The researchers presented their findings at the American Society of Human Genetics Virtual Meeting 2020.
Results may inform guidelines
National guidelines generally recommend screening for genetic variants when women develop breast cancer early in life or if they have a family history of breast cancer, but there has been controversy about whether those screening recommendations should be expanded, Dr. Boddicker and colleagues noted. The team thinks data from their study should help inform the discussion.
“We had an idea that the prevalence of these mutations in this population was not going to be zero, but I am not sure we were thinking that it was going to be over 3%. We believe these data will assist with reassessing genetic testing guidelines,” Dr. Boddicker said in an interview.
He said expanding genetic screening to include older women would have clinical implications. Women found to have pathogenic variants could perhaps undergo MRI surveillance in addition to mammography. If they are especially high risk, prophylactic mastectomy could be considered. Also, newer treatments hinge on the presence of pathogenic variants, such as PARP inhibitors for HER2-negative metastatic breast cancer with BRCA mutations.
Current testing limits ‘ridiculous’
“This is an excellent study and shows that even women over 65 have significant risk of breast cancer if they have a pathogenic variant. The variant could absolutely affect their treatment,” said Peter Beitsch, MD, a breast cancer surgical oncologist at the Dallas Surgical Group.
Dr. Beitsch was the lead author of a study, published in the Journal of Clinical Oncology in 2019, that showed that nearly half of breast cancer patients with a clinically actionable pathogenic variant were missed by current testing guidelines.
“All patients with a diagnosis of breast cancer [should] undergo expanded panel testing,” Dr. Beitsch and colleagues concluded in the paper.
Dr. Beitsch said current limitations on genetic screening make “no common sense. It’s OK to genetically test a woman who is 64 years and 11 months, but not 1 month later? Obviously ridiculous,” he said when asked for comment on the new report.
“The bigger impact is on their relatives,” Dr. Beitsch added. “Identifying people (men and women) with the same pathogenic variant can potentially save lives from more intensive screening or even prevent a cancer by doing prophylactic mastectomies. Male relatives have increased incidence of cancers with pathogenic variants in many of these genes.”
Screening for those variants could “lead to earlier detection or prevention,” Dr. Beitsch said.
As Dr. Boddicker noted, however, there is the question of who would pay for expanded screening and how to counsel patients who, despite increased risk, may never develop cancer.
Study details and next steps
The study included 13,762 women with breast cancer who were older than 65 years and 12,945 age-matched controls without breast cancer. A multigene amplicon-based panel was used to identify 12 known pathogenic variants in breast cancer–predisposing genes.
The women were part of the CARRIERS consortium, which pools breast cancer patients from case-control studies. Overall, 82.6% of subjects were non-Hispanic White, 25.6% of breast cancer patients and 17.9% of control subjects had a positive family history, and the mean age was 72.8 years (range, 66-94.3 years).

# # # # #

_WHAT THE EXERCISE ASKS_
Can you repeat, word for word, the part of the breast cancer screening article from "Dr. Beitsch was" to "in the paper."?

_MATERIAL PROVIDED_

# # # # #

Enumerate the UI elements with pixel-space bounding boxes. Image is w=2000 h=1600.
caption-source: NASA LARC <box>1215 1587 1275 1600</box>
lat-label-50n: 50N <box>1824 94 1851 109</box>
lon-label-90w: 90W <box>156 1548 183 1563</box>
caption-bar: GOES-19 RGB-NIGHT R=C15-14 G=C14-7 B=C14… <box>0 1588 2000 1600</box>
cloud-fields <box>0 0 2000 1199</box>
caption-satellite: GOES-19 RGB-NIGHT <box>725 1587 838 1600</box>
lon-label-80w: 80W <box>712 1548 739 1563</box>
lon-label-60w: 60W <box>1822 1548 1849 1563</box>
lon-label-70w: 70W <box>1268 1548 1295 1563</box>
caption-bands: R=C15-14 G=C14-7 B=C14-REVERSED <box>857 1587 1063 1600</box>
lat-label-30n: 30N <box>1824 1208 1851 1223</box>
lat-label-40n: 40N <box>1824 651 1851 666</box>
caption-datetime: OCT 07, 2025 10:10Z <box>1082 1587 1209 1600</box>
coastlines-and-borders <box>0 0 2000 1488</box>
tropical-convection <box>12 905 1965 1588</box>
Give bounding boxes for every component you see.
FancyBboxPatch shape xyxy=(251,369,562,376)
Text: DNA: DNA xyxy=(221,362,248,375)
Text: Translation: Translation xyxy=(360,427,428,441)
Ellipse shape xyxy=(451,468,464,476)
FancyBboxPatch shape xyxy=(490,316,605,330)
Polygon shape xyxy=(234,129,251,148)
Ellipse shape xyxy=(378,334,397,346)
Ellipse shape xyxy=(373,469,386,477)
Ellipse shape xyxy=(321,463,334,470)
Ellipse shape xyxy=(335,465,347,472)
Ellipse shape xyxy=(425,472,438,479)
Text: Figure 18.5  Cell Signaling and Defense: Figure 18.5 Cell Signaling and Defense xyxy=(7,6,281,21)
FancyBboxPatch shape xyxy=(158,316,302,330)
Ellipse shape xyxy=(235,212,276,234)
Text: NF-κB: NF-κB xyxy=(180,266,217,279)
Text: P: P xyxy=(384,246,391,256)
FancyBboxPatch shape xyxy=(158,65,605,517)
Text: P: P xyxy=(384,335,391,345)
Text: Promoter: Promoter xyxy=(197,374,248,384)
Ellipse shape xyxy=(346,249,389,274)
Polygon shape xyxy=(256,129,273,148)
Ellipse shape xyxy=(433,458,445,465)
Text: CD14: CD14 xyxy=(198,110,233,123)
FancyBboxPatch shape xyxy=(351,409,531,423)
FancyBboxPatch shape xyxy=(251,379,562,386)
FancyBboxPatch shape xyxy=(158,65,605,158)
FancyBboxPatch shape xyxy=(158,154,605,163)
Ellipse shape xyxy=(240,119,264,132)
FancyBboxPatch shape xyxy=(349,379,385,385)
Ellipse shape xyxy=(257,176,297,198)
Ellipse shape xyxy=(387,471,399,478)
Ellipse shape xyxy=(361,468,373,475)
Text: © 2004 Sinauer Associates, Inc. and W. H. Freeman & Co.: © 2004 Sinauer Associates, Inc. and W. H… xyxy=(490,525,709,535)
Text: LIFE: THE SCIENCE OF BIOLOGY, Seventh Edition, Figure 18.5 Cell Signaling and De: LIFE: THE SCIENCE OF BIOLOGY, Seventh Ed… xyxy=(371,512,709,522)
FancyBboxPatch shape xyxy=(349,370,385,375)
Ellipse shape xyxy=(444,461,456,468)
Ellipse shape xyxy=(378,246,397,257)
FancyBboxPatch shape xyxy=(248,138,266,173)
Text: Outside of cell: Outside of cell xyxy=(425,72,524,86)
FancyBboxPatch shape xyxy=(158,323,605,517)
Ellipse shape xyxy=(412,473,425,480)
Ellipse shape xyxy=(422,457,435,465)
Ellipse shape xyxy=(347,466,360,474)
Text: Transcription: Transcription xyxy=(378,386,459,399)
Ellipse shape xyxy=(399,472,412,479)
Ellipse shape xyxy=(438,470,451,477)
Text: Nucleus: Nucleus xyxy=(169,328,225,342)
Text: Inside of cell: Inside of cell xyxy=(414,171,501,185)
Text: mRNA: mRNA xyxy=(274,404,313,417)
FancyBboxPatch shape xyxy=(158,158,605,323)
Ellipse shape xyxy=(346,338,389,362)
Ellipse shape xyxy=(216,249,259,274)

# # # # #

_SOLUTION_
Dr. Beitsch was the lead author of a study, published in the Journal of Clinical Oncology in 2019, that showed that nearly half of breast cancer patients with a clinically actionable pathogenic variant were missed by current testing guidelines.
“All patients with a diagnosis of breast cancer [should] undergo expanded panel testing,” Dr. Beitsch and colleagues concluded in the paper.